TASK DESCRIPTION: Review the material line by line. Identify and copy every line that contains the string "Number".

Source data:

————

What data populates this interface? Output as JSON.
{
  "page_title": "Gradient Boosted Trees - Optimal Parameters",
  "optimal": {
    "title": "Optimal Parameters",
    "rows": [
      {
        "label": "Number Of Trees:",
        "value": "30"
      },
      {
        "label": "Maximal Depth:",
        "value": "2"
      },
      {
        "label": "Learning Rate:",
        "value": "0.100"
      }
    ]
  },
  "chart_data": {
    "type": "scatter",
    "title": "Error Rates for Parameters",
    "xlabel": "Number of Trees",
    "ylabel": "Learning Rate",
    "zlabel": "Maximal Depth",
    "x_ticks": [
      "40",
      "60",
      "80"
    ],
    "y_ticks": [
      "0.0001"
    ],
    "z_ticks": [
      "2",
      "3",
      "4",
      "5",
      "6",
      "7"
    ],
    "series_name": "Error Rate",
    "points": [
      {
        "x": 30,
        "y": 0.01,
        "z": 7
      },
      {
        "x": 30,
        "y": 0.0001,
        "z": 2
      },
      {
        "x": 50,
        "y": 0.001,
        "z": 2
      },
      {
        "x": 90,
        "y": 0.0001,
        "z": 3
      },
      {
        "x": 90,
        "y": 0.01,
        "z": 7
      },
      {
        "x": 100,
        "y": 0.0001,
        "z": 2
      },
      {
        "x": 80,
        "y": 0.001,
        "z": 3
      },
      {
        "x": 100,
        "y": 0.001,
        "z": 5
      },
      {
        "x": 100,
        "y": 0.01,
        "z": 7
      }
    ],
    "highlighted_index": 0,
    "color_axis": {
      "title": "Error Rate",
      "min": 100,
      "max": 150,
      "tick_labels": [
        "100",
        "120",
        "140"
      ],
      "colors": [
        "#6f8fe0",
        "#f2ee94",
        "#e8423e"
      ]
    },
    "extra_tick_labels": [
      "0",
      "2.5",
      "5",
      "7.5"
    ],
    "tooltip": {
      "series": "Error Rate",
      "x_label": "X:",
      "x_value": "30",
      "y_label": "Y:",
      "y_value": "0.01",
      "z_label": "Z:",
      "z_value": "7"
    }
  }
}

————

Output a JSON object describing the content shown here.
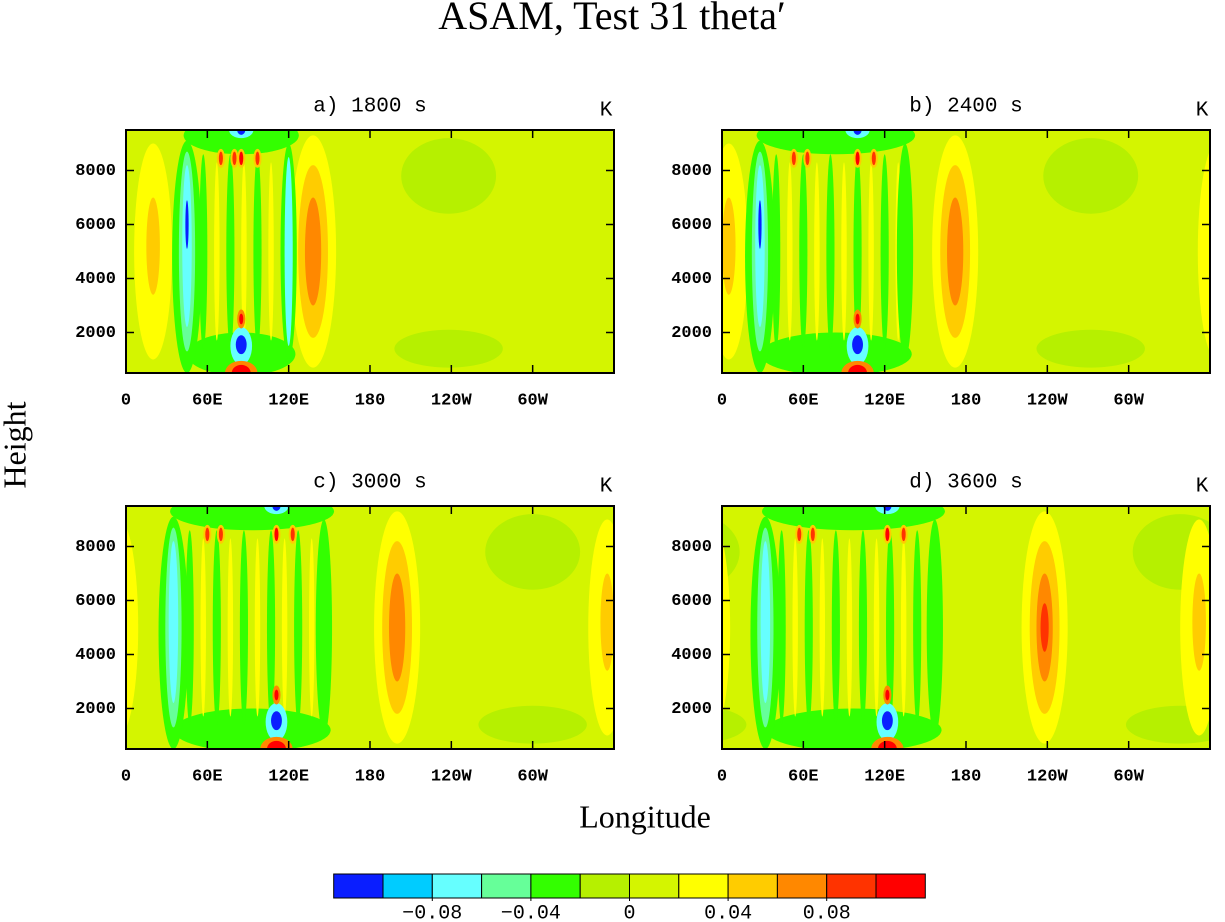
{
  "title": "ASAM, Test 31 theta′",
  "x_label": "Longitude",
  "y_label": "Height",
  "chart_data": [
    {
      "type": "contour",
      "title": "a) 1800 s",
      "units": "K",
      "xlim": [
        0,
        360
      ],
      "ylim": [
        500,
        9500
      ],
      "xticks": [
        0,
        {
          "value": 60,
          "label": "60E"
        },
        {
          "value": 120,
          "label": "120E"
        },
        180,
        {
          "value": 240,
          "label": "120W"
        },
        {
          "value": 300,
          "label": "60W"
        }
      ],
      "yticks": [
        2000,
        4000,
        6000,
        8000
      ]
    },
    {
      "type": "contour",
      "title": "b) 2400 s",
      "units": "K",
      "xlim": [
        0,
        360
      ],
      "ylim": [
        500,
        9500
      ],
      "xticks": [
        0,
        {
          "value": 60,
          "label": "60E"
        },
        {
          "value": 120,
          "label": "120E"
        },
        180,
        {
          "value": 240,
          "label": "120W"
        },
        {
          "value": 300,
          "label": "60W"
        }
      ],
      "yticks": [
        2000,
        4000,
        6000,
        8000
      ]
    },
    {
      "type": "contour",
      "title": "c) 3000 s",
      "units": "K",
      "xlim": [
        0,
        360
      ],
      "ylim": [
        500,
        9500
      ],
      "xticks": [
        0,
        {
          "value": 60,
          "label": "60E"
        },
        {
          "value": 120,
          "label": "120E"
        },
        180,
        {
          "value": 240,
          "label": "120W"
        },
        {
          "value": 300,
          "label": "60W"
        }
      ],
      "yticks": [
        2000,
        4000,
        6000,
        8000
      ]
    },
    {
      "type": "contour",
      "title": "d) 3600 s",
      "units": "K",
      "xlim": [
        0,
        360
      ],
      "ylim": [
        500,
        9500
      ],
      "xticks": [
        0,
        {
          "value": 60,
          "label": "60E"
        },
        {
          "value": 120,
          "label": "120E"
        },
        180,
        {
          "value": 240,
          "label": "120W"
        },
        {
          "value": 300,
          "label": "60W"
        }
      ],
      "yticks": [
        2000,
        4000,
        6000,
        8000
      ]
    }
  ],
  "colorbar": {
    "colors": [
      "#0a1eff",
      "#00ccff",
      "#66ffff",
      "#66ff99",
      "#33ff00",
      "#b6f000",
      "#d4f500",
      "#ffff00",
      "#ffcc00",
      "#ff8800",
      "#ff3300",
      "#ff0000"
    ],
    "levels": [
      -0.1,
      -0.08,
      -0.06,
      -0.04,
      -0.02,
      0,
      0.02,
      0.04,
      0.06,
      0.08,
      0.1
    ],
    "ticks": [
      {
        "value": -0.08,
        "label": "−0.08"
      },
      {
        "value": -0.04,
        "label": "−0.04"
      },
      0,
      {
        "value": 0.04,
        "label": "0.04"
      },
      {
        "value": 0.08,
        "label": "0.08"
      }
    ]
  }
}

————

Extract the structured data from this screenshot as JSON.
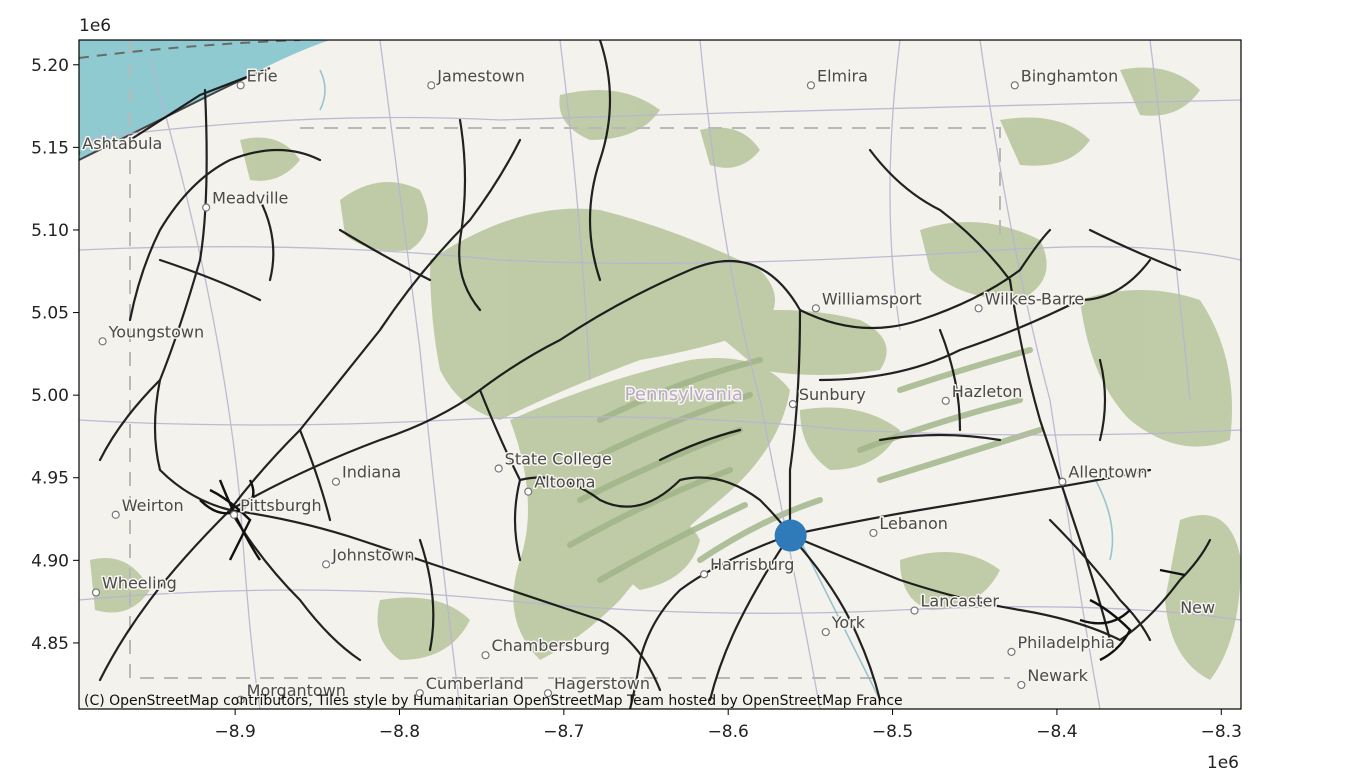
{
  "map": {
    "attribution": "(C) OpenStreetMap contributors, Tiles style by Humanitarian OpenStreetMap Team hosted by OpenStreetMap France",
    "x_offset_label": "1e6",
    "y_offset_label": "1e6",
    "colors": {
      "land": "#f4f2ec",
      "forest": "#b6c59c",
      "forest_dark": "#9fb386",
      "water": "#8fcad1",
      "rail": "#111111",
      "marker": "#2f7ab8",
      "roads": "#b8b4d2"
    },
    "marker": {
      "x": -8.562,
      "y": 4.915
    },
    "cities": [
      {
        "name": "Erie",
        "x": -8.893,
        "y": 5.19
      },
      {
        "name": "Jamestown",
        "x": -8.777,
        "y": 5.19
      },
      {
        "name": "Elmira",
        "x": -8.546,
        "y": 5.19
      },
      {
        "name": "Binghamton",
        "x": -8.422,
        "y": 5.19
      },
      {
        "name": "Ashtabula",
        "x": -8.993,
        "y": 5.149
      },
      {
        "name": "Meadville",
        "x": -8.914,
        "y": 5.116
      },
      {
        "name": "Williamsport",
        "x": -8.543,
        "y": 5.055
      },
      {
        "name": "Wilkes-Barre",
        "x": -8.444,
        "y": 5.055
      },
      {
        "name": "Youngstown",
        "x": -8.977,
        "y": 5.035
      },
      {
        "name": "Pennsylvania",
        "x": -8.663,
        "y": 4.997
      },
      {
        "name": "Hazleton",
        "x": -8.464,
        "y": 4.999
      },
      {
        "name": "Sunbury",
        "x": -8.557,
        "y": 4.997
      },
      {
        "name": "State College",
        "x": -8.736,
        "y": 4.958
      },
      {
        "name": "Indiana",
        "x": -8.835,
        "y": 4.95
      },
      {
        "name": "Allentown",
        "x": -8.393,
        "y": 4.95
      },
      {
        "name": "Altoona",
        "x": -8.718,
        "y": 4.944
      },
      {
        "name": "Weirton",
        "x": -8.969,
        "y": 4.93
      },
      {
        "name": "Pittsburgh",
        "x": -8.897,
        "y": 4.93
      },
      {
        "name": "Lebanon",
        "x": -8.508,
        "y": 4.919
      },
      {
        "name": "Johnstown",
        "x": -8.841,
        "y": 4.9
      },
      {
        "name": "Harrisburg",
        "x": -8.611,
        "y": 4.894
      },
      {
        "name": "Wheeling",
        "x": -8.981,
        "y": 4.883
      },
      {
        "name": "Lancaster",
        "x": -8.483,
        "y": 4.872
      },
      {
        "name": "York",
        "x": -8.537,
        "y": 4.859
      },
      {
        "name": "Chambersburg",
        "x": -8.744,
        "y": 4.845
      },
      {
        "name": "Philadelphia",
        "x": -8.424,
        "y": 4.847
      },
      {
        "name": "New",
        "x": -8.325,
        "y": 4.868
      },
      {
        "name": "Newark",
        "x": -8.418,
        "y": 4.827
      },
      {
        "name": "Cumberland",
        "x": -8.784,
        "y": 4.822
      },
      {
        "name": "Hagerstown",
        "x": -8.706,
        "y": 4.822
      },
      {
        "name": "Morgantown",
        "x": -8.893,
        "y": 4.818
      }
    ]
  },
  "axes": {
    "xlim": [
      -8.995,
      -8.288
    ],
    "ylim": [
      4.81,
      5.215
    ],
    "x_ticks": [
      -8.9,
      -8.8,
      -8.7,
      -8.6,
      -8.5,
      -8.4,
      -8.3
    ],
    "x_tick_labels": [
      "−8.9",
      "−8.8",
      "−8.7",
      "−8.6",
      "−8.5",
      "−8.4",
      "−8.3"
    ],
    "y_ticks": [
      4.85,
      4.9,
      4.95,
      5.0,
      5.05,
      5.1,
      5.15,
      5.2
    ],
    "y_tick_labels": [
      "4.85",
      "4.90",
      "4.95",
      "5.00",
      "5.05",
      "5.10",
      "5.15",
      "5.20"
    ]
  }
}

————

THE ANSWER:
        "label": "Number Of Trees:",
    "xlabel": "Number of Trees",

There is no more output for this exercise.